[What the exercise asks]
Where a line of the listing below includes the word "children", reproduce that line.

======== Provided records ========

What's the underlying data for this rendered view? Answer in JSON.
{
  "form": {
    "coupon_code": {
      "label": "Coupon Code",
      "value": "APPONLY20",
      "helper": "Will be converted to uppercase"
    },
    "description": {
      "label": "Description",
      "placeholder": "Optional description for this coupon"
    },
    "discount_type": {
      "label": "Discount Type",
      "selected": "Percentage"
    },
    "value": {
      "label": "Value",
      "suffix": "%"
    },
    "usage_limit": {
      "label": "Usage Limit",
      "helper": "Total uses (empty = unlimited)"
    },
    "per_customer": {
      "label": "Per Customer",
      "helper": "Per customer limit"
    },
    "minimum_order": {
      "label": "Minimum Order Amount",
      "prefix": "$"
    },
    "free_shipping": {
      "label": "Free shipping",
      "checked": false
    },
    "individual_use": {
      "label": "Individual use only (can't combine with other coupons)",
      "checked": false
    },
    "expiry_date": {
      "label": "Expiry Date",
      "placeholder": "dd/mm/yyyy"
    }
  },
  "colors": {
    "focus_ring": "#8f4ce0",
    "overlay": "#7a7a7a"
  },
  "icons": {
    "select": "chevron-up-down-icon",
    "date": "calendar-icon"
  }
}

========
======== Provided records ========

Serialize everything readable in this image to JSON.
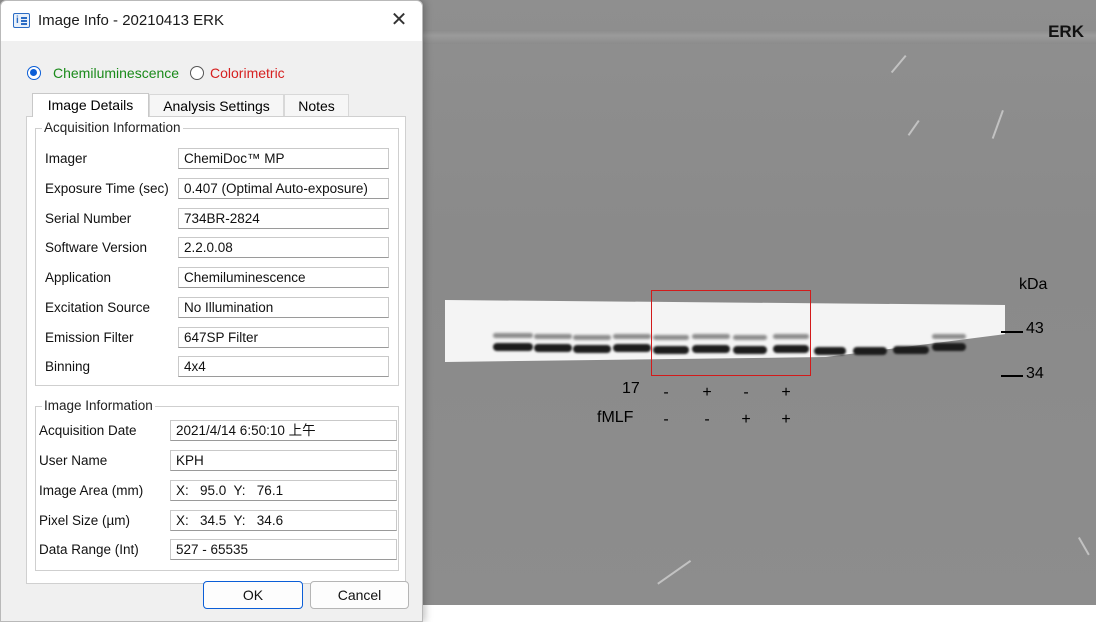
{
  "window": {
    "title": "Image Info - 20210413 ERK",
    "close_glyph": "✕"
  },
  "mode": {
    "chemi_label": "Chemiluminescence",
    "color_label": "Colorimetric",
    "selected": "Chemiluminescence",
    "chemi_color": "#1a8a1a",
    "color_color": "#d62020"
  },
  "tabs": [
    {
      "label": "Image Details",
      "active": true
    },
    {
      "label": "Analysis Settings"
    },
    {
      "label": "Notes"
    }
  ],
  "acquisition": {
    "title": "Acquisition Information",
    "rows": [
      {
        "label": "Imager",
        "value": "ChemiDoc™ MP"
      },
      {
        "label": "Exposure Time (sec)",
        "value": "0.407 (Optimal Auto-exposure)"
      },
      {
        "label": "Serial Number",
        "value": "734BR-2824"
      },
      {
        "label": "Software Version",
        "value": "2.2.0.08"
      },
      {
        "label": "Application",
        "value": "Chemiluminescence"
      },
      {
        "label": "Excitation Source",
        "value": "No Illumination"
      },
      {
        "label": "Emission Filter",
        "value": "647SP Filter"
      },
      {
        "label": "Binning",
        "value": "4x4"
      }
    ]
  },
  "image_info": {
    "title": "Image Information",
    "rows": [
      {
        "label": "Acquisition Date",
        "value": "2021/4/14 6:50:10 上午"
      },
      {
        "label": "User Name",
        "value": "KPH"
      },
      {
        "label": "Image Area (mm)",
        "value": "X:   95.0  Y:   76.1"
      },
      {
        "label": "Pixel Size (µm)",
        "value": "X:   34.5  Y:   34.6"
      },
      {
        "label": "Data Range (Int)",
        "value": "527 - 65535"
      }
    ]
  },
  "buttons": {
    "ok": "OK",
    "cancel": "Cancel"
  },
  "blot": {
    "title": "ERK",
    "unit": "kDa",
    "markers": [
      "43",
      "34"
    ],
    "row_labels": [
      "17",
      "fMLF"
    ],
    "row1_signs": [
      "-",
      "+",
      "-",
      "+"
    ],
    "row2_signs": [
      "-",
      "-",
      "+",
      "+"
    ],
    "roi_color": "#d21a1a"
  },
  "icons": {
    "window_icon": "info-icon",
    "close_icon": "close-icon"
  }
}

========
======== Provided records ========

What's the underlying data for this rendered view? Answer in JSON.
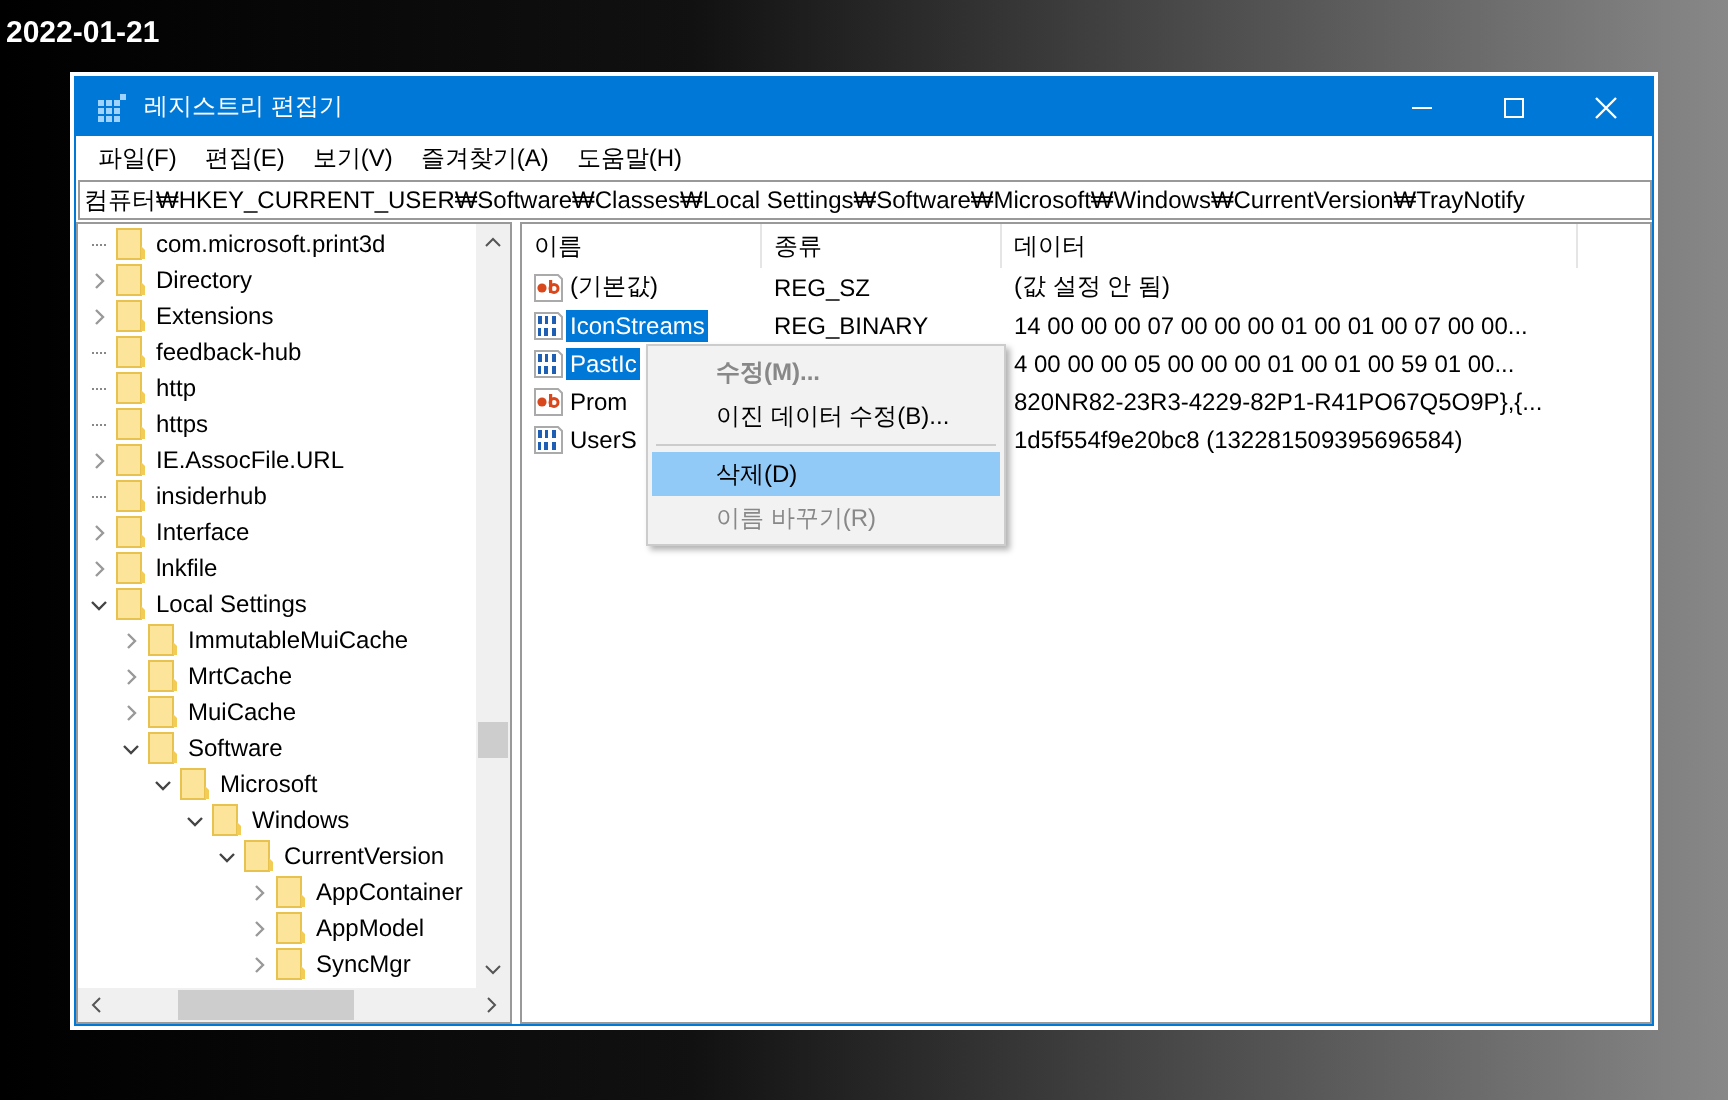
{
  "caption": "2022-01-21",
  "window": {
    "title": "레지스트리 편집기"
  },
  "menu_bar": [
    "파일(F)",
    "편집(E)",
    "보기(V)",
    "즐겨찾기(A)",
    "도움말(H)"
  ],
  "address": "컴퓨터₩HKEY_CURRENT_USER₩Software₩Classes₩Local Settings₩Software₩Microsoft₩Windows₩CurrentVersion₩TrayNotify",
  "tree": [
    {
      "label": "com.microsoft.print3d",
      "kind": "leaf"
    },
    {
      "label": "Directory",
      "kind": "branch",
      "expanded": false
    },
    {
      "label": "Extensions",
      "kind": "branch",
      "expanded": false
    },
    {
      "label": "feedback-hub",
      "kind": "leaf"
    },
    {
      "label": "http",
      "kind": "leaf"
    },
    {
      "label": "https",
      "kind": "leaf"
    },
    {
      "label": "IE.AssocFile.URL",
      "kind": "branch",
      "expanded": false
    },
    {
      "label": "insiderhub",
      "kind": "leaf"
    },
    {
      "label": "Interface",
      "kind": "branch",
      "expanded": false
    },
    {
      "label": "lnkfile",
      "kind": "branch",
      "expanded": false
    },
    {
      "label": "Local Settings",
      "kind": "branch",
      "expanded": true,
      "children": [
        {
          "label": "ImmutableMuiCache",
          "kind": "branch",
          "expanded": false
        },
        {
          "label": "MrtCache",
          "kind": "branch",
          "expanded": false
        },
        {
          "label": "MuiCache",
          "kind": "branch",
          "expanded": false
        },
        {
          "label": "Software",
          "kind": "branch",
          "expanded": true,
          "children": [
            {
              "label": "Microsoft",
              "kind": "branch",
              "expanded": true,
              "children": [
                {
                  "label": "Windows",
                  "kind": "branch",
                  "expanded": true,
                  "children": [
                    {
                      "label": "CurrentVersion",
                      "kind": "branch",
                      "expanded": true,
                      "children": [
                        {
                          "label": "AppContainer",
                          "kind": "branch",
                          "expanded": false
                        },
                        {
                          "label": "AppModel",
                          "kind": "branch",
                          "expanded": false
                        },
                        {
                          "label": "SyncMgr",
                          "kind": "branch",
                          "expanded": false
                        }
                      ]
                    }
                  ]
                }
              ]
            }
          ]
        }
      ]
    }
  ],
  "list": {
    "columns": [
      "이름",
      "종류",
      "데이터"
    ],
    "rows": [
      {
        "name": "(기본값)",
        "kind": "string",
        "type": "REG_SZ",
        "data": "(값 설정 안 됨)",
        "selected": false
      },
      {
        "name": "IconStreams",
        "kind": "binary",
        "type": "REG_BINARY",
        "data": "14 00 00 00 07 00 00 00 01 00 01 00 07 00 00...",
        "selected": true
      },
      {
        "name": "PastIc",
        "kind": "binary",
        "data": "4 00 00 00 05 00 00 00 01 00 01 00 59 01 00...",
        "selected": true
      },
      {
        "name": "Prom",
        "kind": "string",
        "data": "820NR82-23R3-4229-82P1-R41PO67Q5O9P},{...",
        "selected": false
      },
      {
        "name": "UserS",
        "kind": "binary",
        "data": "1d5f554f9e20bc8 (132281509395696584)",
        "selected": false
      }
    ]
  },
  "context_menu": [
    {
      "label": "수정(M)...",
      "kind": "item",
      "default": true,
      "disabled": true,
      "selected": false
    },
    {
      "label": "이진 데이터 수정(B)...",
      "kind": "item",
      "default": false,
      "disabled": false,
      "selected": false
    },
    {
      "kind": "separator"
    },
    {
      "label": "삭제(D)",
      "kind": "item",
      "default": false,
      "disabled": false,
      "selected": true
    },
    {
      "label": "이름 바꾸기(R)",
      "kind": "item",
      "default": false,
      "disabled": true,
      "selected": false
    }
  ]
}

========

[Solution below]
      "children": [
          "children": [
              "children": [
                  "children": [
                      "children": [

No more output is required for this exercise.